What you are asked to do:
Your job is to restate each entry word for word.

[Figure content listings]
########################################

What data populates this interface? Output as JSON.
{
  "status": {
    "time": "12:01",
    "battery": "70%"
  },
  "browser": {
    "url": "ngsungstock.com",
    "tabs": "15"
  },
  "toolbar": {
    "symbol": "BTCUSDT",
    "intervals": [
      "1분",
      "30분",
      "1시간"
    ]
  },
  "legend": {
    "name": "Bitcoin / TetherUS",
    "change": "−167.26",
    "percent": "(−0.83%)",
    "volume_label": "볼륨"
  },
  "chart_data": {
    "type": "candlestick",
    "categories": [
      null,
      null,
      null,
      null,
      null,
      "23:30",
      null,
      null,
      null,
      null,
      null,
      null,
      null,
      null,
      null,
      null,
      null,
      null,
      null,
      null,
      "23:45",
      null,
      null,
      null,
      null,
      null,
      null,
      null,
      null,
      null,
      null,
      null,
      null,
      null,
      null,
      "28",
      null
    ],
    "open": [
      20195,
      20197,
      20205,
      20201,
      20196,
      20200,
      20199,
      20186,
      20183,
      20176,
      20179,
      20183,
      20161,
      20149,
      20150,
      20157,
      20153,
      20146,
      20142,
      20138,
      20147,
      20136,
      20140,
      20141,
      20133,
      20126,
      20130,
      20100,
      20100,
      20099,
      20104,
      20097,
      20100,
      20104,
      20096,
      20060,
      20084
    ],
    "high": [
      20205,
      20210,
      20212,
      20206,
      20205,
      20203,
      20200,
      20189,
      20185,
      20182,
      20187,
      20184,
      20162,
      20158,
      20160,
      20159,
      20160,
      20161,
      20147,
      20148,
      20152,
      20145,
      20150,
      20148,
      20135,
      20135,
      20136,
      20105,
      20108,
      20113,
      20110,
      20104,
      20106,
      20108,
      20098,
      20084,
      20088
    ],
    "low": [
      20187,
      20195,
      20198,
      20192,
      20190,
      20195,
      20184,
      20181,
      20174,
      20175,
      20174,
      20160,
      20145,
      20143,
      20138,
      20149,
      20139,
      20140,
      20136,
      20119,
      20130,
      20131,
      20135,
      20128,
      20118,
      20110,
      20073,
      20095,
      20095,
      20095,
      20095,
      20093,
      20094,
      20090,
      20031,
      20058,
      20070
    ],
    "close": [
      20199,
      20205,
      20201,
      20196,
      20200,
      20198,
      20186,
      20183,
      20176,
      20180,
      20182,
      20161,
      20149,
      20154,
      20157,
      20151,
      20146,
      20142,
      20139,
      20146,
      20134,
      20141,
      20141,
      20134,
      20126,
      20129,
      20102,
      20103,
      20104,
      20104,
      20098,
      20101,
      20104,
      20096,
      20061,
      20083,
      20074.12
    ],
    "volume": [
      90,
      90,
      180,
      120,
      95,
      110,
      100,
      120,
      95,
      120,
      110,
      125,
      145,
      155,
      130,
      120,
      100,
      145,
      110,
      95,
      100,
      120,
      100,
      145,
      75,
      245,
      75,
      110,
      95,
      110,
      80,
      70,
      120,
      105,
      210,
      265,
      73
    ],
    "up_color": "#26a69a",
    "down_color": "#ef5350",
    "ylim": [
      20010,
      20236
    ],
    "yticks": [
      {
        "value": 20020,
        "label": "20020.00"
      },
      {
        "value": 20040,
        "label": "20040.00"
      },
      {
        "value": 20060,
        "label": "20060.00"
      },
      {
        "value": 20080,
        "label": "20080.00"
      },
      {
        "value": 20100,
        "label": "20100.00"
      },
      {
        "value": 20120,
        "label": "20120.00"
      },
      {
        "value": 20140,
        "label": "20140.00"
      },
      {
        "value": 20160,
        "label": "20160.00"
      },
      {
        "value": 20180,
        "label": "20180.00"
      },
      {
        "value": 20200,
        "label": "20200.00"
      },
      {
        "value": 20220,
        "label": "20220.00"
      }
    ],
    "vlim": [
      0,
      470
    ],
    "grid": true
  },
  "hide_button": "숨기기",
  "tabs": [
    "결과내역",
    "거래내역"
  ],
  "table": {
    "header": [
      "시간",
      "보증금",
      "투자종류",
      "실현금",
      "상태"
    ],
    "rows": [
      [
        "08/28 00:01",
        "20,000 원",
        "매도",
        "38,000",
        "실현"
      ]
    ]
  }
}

########################################

Task solution:
What data populates this interface? Output as JSON.
{
  "status": {
    "time": "12:01",
    "battery": "70%"
  },
  "browser": {
    "url": "ngsungstock.com",
    "tabs": "15"
  },
  "toolbar": {
    "symbol": "BTCUSDT",
    "intervals": [
      "1분",
      "30분",
      "1시간"
    ]
  },
  "legend": {
    "name": "Bitcoin / TetherUS",
    "change": "−167.26",
    "percent": "(−0.83%)",
    "volume_label": "볼륨"
  },
  "chart_data": {
    "type": "candlestick",
    "categories": [
      null,
      null,
      null,
      null,
      null,
      "23:30",
      null,
      null,
      null,
      null,
      null,
      null,
      null,
      null,
      null,
      null,
      null,
      null,
      null,
      null,
      "23:45",
      null,
      null,
      null,
      null,
      null,
      null,
      null,
      null,
      null,
      null,
      null,
      null,
      null,
      null,
      "28",
      null
    ],
    "open": [
      20195,
      20197,
      20205,
      20201,
      20196,
      20200,
      20199,
      20186,
      20183,
      20176,
      20179,
      20183,
      20161,
      20149,
      20150,
      20157,
      20153,
      20146,
      20142,
      20138,
      20147,
      20136,
      20140,
      20141,
      20133,
      20126,
      20130,
      20100,
      20100,
      20099,
      20104,
      20097,
      20100,
      20104,
      20096,
      20060,
      20084
    ],
    "high": [
      20205,
      20210,
      20212,
      20206,
      20205,
      20203,
      20200,
      20189,
      20185,
      20182,
      20187,
      20184,
      20162,
      20158,
      20160,
      20159,
      20160,
      20161,
      20147,
      20148,
      20152,
      20145,
      20150,
      20148,
      20135,
      20135,
      20136,
      20105,
      20108,
      20113,
      20110,
      20104,
      20106,
      20108,
      20098,
      20084,
      20088
    ],
    "low": [
      20187,
      20195,
      20198,
      20192,
      20190,
      20195,
      20184,
      20181,
      20174,
      20175,
      20174,
      20160,
      20145,
      20143,
      20138,
      20149,
      20139,
      20140,
      20136,
      20119,
      20130,
      20131,
      20135,
      20128,
      20118,
      20110,
      20073,
      20095,
      20095,
      20095,
      20095,
      20093,
      20094,
      20090,
      20031,
      20058,
      20070
    ],
    "close": [
      20199,
      20205,
      20201,
      20196,
      20200,
      20198,
      20186,
      20183,
      20176,
      20180,
      20182,
      20161,
      20149,
      20154,
      20157,
      20151,
      20146,
      20142,
      20139,
      20146,
      20134,
      20141,
      20141,
      20134,
      20126,
      20129,
      20102,
      20103,
      20104,
      20104,
      20098,
      20101,
      20104,
      20096,
      20061,
      20083,
      20074.12
    ],
    "volume": [
      90,
      90,
      180,
      120,
      95,
      110,
      100,
      120,
      95,
      120,
      110,
      125,
      145,
      155,
      130,
      120,
      100,
      145,
      110,
      95,
      100,
      120,
      100,
      145,
      75,
      245,
      75,
      110,
      95,
      110,
      80,
      70,
      120,
      105,
      210,
      265,
      73
    ],
    "up_color": "#26a69a",
    "down_color": "#ef5350",
    "ylim": [
      20010,
      20236
    ],
    "yticks": [
      {
        "value": 20020,
        "label": "20020.00"
      },
      {
        "value": 20040,
        "label": "20040.00"
      },
      {
        "value": 20060,
        "label": "20060.00"
      },
      {
        "value": 20080,
        "label": "20080.00"
      },
      {
        "value": 20100,
        "label": "20100.00"
      },
      {
        "value": 20120,
        "label": "20120.00"
      },
      {
        "value": 20140,
        "label": "20140.00"
      },
      {
        "value": 20160,
        "label": "20160.00"
      },
      {
        "value": 20180,
        "label": "20180.00"
      },
      {
        "value": 20200,
        "label": "20200.00"
      },
      {
        "value": 20220,
        "label": "20220.00"
      }
    ],
    "vlim": [
      0,
      470
    ],
    "grid": true
  },
  "hide_button": "숨기기",
  "tabs": [
    "결과내역",
    "거래내역"
  ],
  "table": {
    "header": [
      "시간",
      "보증금",
      "투자종류",
      "실현금",
      "상태"
    ],
    "rows": [
      [
        "08/28 00:01",
        "20,000 원",
        "매도",
        "38,000",
        "실현"
      ]
    ]
  }
}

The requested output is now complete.